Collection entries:
++++++
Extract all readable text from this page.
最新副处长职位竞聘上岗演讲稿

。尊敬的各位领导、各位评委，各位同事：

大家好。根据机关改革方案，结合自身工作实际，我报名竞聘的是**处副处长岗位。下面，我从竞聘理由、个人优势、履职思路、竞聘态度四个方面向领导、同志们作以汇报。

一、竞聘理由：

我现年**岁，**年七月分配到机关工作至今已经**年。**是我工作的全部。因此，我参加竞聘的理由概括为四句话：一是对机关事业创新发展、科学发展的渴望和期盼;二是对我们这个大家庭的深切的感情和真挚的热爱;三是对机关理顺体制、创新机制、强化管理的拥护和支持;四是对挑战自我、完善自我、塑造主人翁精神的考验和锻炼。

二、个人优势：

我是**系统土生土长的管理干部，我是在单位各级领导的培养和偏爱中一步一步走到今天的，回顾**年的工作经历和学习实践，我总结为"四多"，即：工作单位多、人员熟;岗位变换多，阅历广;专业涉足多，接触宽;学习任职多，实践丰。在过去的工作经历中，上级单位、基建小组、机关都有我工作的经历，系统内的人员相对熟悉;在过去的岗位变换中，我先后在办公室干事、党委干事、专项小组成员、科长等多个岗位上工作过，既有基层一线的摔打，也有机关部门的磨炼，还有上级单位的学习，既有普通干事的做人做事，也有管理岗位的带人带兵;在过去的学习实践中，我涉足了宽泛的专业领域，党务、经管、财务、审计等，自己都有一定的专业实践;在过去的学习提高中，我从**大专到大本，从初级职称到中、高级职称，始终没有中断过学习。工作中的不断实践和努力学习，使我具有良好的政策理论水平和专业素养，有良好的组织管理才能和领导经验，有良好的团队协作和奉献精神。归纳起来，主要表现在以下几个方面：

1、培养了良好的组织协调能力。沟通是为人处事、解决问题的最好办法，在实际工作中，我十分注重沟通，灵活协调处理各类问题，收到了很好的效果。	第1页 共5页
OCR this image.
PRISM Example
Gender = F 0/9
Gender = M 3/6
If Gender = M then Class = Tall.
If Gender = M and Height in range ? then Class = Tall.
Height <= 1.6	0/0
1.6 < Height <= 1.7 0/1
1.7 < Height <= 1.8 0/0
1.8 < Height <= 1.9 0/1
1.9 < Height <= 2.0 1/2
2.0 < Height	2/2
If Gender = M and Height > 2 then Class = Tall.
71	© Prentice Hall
++++++
Report the count of lines in the entries that contain the string "Tall", and nothing besides it.

Output of the task:
3